*INSTRUCTIONS TO FOLLOW*
Reproduce each of the lines below word for word, leaving out nothing and changing nothing.

Stored dataset items:
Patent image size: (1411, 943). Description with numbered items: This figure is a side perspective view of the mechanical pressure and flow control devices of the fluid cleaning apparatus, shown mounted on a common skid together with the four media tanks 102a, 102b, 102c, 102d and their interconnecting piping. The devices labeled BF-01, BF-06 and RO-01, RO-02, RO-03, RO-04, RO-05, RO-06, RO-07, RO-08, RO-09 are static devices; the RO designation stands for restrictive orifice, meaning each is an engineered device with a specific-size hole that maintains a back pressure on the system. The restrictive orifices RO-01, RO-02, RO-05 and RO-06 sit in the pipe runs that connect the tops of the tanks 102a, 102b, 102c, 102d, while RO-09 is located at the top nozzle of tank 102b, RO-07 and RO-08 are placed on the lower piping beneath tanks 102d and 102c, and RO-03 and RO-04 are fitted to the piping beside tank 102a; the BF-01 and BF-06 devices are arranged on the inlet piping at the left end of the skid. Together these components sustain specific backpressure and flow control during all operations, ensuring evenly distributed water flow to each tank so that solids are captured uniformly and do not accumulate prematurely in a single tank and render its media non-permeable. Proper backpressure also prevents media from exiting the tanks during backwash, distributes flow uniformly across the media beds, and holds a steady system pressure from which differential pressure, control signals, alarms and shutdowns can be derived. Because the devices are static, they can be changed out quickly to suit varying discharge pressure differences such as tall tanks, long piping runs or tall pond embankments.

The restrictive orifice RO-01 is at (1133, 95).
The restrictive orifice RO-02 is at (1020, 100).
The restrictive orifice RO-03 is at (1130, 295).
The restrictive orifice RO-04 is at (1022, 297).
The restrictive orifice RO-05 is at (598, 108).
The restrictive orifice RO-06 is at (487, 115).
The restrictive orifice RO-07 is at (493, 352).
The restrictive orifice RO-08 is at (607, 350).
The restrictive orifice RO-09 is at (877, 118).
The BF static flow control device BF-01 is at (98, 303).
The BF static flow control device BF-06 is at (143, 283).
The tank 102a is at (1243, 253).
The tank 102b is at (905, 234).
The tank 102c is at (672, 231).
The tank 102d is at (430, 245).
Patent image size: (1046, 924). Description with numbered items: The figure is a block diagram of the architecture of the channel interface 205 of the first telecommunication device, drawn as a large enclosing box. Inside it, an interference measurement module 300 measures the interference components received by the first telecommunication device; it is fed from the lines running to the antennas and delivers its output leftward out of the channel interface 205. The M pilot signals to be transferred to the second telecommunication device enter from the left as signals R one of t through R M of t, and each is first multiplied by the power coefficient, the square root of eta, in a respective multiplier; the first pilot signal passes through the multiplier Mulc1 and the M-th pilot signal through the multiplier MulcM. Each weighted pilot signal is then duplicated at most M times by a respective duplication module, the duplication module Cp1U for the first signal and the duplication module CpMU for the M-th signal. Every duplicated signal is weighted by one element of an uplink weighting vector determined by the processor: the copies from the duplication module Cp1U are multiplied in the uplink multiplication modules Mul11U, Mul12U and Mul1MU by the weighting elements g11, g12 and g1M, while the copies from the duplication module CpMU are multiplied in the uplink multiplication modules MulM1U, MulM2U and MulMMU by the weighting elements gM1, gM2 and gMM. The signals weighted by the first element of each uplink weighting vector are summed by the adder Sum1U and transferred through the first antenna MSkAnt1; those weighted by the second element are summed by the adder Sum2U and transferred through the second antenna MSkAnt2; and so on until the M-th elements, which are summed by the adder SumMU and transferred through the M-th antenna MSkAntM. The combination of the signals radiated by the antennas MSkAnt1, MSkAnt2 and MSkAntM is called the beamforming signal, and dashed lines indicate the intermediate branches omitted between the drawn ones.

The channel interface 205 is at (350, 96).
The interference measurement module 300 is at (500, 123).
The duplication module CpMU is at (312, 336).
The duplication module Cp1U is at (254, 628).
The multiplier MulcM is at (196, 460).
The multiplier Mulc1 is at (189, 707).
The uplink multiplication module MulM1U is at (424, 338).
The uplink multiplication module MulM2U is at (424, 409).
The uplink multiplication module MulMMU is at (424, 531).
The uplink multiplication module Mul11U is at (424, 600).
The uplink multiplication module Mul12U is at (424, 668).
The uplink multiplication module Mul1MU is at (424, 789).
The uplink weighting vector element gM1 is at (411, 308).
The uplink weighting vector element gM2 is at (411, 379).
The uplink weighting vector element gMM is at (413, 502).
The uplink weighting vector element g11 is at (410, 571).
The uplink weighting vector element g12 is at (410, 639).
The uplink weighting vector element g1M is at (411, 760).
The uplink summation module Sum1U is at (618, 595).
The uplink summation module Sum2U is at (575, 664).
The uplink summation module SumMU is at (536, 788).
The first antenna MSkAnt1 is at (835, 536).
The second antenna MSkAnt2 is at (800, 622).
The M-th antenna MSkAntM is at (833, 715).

*RESPONSE TO THIS TASK*
Patent image size: (1411, 943). Description with numbered items: This figure is a side perspective view of the mechanical pressure and flow control devices of the fluid cleaning apparatus, shown mounted on a common skid together with the four media tanks 102a, 102b, 102c, 102d and their interconnecting piping. The devices labeled BF-01, BF-06 and RO-01, RO-02, RO-03, RO-04, RO-05, RO-06, RO-07, RO-08, RO-09 are static devices; the RO designation stands for restrictive orifice, meaning each is an engineered device with a specific-size hole that maintains a back pressure on the system. The restrictive orifices RO-01, RO-02, RO-05 and RO-06 sit in the pipe runs that connect the tops of the tanks 102a, 102b, 102c, 102d, while RO-09 is located at the top nozzle of tank 102b, RO-07 and RO-08 are placed on the lower piping beneath tanks 102d and 102c, and RO-03 and RO-04 are fitted to the piping beside tank 102a; the BF-01 and BF-06 devices are arranged on the inlet piping at the left end of the skid. Together these components sustain specific backpressure and flow control during all operations, ensuring evenly distributed water flow to each tank so that solids are captured uniformly and do not accumulate prematurely in a single tank and render its media non-permeable. Proper backpressure also prevents media from exiting the tanks during backwash, distributes flow uniformly across the media beds, and holds a steady system pressure from which differential pressure, control signals, alarms and shutdowns can be derived. Because the devices are static, they can be changed out quickly to suit varying discharge pressure differences such as tall tanks, long piping runs or tall pond embankments.

The restrictive orifice RO-01 is at (1133, 95).
The restrictive orifice RO-02 is at (1020, 100).
The restrictive orifice RO-03 is at (1130, 295).
The restrictive orifice RO-04 is at (1022, 297).
The restrictive orifice RO-05 is at (598, 108).
The restrictive orifice RO-06 is at (487, 115).
The restrictive orifice RO-07 is at (493, 352).
The restrictive orifice RO-08 is at (607, 350).
The restrictive orifice RO-09 is at (877, 118).
The BF static flow control device BF-01 is at (98, 303).
The BF static flow control device BF-06 is at (143, 283).
The tank 102a is at (1243, 253).
The tank 102b is at (905, 234).
The tank 102c is at (672, 231).
The tank 102d is at (430, 245).
Patent image size: (1046, 924). Description with numbered items: The figure is a block diagram of the architecture of the channel interface 205 of the first telecommunication device, drawn as a large enclosing box. Inside it, an interference measurement module 300 measures the interference components received by the first telecommunication device; it is fed from the lines running to the antennas and delivers its output leftward out of the channel interface 205. The M pilot signals to be transferred to the second telecommunication device enter from the left as signals R one of t through R M of t, and each is first multiplied by the power coefficient, the square root of eta, in a respective multiplier; the first pilot signal passes through the multiplier Mulc1 and the M-th pilot signal through the multiplier MulcM. Each weighted pilot signal is then duplicated at most M times by a respective duplication module, the duplication module Cp1U for the first signal and the duplication module CpMU for the M-th signal. Every duplicated signal is weighted by one element of an uplink weighting vector determined by the processor: the copies from the duplication module Cp1U are multiplied in the uplink multiplication modules Mul11U, Mul12U and Mul1MU by the weighting elements g11, g12 and g1M, while the copies from the duplication module CpMU are multiplied in the uplink multiplication modules MulM1U, MulM2U and MulMMU by the weighting elements gM1, gM2 and gMM. The signals weighted by the first element of each uplink weighting vector are summed by the adder Sum1U and transferred through the first antenna MSkAnt1; those weighted by the second element are summed by the adder Sum2U and transferred through the second antenna MSkAnt2; and so on until the M-th elements, which are summed by the adder SumMU and transferred through the M-th antenna MSkAntM. The combination of the signals radiated by the antennas MSkAnt1, MSkAnt2 and MSkAntM is called the beamforming signal, and dashed lines indicate the intermediate branches omitted between the drawn ones.

The channel interface 205 is at (350, 96).
The interference measurement module 300 is at (500, 123).
The duplication module CpMU is at (312, 336).
The duplication module Cp1U is at (254, 628).
The multiplier MulcM is at (196, 460).
The multiplier Mulc1 is at (189, 707).
The uplink multiplication module MulM1U is at (424, 338).
The uplink multiplication module MulM2U is at (424, 409).
The uplink multiplication module MulMMU is at (424, 531).
The uplink multiplication module Mul11U is at (424, 600).
The uplink multiplication module Mul12U is at (424, 668).
The uplink multiplication module Mul1MU is at (424, 789).
The uplink weighting vector element gM1 is at (411, 308).
The uplink weighting vector element gM2 is at (411, 379).
The uplink weighting vector element gMM is at (413, 502).
The uplink weighting vector element g11 is at (410, 571).
The uplink weighting vector element g12 is at (410, 639).
The uplink weighting vector element g1M is at (411, 760).
The uplink summation module Sum1U is at (618, 595).
The uplink summation module Sum2U is at (575, 664).
The uplink summation module SumMU is at (536, 788).
The first antenna MSkAnt1 is at (835, 536).
The second antenna MSkAnt2 is at (800, 622).
The M-th antenna MSkAntM is at (833, 715).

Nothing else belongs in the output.